BEGIN GIVEN INFORMATION

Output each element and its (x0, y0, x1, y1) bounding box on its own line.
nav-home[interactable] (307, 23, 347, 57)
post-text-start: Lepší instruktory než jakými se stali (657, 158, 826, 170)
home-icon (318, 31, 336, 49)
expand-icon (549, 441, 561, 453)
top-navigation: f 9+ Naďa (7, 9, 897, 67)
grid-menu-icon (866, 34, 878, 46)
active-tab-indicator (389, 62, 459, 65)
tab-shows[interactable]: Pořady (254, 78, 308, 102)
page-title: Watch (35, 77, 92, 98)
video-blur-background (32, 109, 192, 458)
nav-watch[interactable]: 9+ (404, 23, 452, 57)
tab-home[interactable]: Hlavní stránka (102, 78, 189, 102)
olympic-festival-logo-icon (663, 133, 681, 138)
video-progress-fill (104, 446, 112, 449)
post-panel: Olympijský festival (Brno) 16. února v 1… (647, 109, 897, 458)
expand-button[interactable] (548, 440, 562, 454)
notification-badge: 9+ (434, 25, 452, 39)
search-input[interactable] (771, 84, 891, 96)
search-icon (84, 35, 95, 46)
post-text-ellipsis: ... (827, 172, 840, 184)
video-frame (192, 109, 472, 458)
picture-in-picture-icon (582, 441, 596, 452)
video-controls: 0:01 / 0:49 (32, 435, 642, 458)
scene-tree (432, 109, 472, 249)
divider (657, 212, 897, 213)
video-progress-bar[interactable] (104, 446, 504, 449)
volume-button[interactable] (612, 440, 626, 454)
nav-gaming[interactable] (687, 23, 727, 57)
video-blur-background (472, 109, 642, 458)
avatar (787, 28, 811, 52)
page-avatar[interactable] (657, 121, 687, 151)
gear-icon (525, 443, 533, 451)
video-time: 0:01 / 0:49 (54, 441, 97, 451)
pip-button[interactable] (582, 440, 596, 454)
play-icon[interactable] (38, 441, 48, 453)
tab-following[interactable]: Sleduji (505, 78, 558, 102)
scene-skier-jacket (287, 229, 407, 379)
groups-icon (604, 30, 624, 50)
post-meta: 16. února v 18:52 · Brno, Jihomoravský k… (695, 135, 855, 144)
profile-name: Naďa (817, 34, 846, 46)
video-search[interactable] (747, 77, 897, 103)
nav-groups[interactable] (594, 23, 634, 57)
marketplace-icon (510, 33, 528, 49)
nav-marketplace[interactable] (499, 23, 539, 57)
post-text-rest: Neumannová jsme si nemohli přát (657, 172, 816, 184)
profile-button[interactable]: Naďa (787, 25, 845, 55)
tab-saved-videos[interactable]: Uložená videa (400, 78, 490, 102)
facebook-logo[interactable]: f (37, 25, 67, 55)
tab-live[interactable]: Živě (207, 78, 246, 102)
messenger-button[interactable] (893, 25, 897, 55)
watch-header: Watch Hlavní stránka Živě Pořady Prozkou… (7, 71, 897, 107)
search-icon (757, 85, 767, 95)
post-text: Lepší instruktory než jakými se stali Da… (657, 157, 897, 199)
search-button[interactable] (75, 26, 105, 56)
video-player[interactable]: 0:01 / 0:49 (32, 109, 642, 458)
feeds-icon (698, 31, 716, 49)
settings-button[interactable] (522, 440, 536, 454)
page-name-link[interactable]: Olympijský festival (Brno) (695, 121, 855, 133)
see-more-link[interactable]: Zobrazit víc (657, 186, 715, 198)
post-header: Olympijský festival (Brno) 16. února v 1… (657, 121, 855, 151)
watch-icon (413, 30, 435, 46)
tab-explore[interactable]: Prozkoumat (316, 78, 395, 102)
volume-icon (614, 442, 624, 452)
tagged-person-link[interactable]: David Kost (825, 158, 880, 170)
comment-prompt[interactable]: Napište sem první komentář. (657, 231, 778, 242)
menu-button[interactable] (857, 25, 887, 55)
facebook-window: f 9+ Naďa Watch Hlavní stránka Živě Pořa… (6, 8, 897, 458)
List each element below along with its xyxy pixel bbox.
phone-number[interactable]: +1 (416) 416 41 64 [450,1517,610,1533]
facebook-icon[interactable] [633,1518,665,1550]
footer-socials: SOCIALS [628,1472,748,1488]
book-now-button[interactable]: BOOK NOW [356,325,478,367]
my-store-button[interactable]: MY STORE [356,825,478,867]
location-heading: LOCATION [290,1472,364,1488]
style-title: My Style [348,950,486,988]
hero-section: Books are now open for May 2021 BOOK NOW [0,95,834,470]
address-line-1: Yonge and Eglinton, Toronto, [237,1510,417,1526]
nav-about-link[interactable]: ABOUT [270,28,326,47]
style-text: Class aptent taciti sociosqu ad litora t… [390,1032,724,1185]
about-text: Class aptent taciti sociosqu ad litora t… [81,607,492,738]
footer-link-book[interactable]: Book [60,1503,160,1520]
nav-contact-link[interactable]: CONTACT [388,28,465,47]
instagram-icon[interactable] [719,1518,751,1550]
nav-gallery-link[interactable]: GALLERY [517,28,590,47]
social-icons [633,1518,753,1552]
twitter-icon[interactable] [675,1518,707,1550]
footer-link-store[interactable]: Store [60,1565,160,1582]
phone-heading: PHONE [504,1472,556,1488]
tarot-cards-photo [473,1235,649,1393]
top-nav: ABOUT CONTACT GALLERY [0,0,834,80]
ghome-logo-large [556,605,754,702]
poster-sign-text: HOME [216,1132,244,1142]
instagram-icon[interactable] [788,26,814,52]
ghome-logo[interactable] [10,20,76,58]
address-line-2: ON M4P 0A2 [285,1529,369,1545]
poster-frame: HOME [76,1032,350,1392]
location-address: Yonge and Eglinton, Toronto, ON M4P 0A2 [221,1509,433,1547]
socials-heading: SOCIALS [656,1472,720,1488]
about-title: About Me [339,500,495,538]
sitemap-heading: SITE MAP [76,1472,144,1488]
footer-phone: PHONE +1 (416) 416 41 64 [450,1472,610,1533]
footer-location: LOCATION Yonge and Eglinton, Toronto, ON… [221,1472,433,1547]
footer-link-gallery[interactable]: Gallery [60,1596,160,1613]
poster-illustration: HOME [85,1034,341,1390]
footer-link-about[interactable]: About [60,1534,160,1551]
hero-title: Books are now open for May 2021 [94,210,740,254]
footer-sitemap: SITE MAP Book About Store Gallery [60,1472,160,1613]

END GIVEN INFORMATION

## WORK INSTRUCTIONS
Please set down all of the lines above again, unchanged.

## SOLUTION TO THE EXERCISE
Output each element and its (x0, y0, x1, y1) bounding box on its own line.
nav-home[interactable] (307, 23, 347, 57)
post-text-start: Lepší instruktory než jakými se stali (657, 158, 826, 170)
home-icon (318, 31, 336, 49)
expand-icon (549, 441, 561, 453)
top-navigation: f 9+ Naďa (7, 9, 897, 67)
grid-menu-icon (866, 34, 878, 46)
active-tab-indicator (389, 62, 459, 65)
tab-shows[interactable]: Pořady (254, 78, 308, 102)
page-title: Watch (35, 77, 92, 98)
video-blur-background (32, 109, 192, 458)
nav-watch[interactable]: 9+ (404, 23, 452, 57)
tab-home[interactable]: Hlavní stránka (102, 78, 189, 102)
olympic-festival-logo-icon (663, 133, 681, 138)
video-progress-fill (104, 446, 112, 449)
post-panel: Olympijský festival (Brno) 16. února v 1… (647, 109, 897, 458)
expand-button[interactable] (548, 440, 562, 454)
notification-badge: 9+ (434, 25, 452, 39)
search-input[interactable] (771, 84, 891, 96)
search-icon (84, 35, 95, 46)
post-text-ellipsis: ... (827, 172, 840, 184)
video-frame (192, 109, 472, 458)
picture-in-picture-icon (582, 441, 596, 452)
video-controls: 0:01 / 0:49 (32, 435, 642, 458)
scene-tree (432, 109, 472, 249)
divider (657, 212, 897, 213)
video-progress-bar[interactable] (104, 446, 504, 449)
volume-button[interactable] (612, 440, 626, 454)
nav-gaming[interactable] (687, 23, 727, 57)
video-blur-background (472, 109, 642, 458)
avatar (787, 28, 811, 52)
page-avatar[interactable] (657, 121, 687, 151)
gear-icon (525, 443, 533, 451)
video-time: 0:01 / 0:49 (54, 441, 97, 451)
pip-button[interactable] (582, 440, 596, 454)
play-icon[interactable] (38, 441, 48, 453)
tab-following[interactable]: Sleduji (505, 78, 558, 102)
scene-skier-jacket (287, 229, 407, 379)
groups-icon (604, 30, 624, 50)
post-meta: 16. února v 18:52 · Brno, Jihomoravský k… (695, 135, 855, 144)
profile-name: Naďa (817, 34, 846, 46)
video-search[interactable] (747, 77, 897, 103)
nav-groups[interactable] (594, 23, 634, 57)
marketplace-icon (510, 33, 528, 49)
nav-marketplace[interactable] (499, 23, 539, 57)
post-text-rest: Neumannová jsme si nemohli přát (657, 172, 816, 184)
profile-button[interactable]: Naďa (787, 25, 845, 55)
tab-saved-videos[interactable]: Uložená videa (400, 78, 490, 102)
facebook-logo[interactable]: f (37, 25, 67, 55)
tab-live[interactable]: Živě (207, 78, 246, 102)
messenger-button[interactable] (893, 25, 897, 55)
watch-header: Watch Hlavní stránka Živě Pořady Prozkou… (7, 71, 897, 107)
search-icon (757, 85, 767, 95)
post-text: Lepší instruktory než jakými se stali Da… (657, 157, 897, 199)
search-button[interactable] (75, 26, 105, 56)
video-player[interactable]: 0:01 / 0:49 (32, 109, 642, 458)
feeds-icon (698, 31, 716, 49)
settings-button[interactable] (522, 440, 536, 454)
page-name-link[interactable]: Olympijský festival (Brno) (695, 121, 855, 133)
see-more-link[interactable]: Zobrazit víc (657, 186, 715, 198)
post-header: Olympijský festival (Brno) 16. února v 1… (657, 121, 855, 151)
watch-icon (413, 30, 435, 46)
tab-explore[interactable]: Prozkoumat (316, 78, 395, 102)
volume-icon (614, 442, 624, 452)
tagged-person-link[interactable]: David Kost (825, 158, 880, 170)
comment-prompt[interactable]: Napište sem první komentář. (657, 231, 778, 242)
menu-button[interactable] (857, 25, 887, 55)
facebook-window: f 9+ Naďa Watch Hlavní stránka Živě Pořa… (6, 8, 897, 458)
List each element below along with its xyxy pixel bbox.
phone-number[interactable]: +1 (416) 416 41 64 [450,1517,610,1533]
facebook-icon[interactable] [633,1518,665,1550]
footer-socials: SOCIALS [628,1472,748,1488]
book-now-button[interactable]: BOOK NOW [356,325,478,367]
my-store-button[interactable]: MY STORE [356,825,478,867]
location-heading: LOCATION [290,1472,364,1488]
style-title: My Style [348,950,486,988]
hero-section: Books are now open for May 2021 BOOK NOW [0,95,834,470]
address-line-1: Yonge and Eglinton, Toronto, [237,1510,417,1526]
nav-about-link[interactable]: ABOUT [270,28,326,47]
style-text: Class aptent taciti sociosqu ad litora t… [390,1032,724,1185]
about-text: Class aptent taciti sociosqu ad litora t… [81,607,492,738]
footer-link-book[interactable]: Book [60,1503,160,1520]
nav-contact-link[interactable]: CONTACT [388,28,465,47]
instagram-icon[interactable] [719,1518,751,1550]
nav-gallery-link[interactable]: GALLERY [517,28,590,47]
social-icons [633,1518,753,1552]
twitter-icon[interactable] [675,1518,707,1550]
footer-link-store[interactable]: Store [60,1565,160,1582]
phone-heading: PHONE [504,1472,556,1488]
tarot-cards-photo [473,1235,649,1393]
top-nav: ABOUT CONTACT GALLERY [0,0,834,80]
ghome-logo-large [556,605,754,702]
poster-sign-text: HOME [216,1132,244,1142]
instagram-icon[interactable] [788,26,814,52]
ghome-logo[interactable] [10,20,76,58]
address-line-2: ON M4P 0A2 [285,1529,369,1545]
poster-frame: HOME [76,1032,350,1392]
location-address: Yonge and Eglinton, Toronto, ON M4P 0A2 [221,1509,433,1547]
socials-heading: SOCIALS [656,1472,720,1488]
about-title: About Me [339,500,495,538]
sitemap-heading: SITE MAP [76,1472,144,1488]
footer-phone: PHONE +1 (416) 416 41 64 [450,1472,610,1533]
footer-location: LOCATION Yonge and Eglinton, Toronto, ON… [221,1472,433,1547]
footer-link-gallery[interactable]: Gallery [60,1596,160,1613]
poster-illustration: HOME [85,1034,341,1390]
footer-link-about[interactable]: About [60,1534,160,1551]
hero-title: Books are now open for May 2021 [94,210,740,254]
footer-sitemap: SITE MAP Book About Store Gallery [60,1472,160,1613]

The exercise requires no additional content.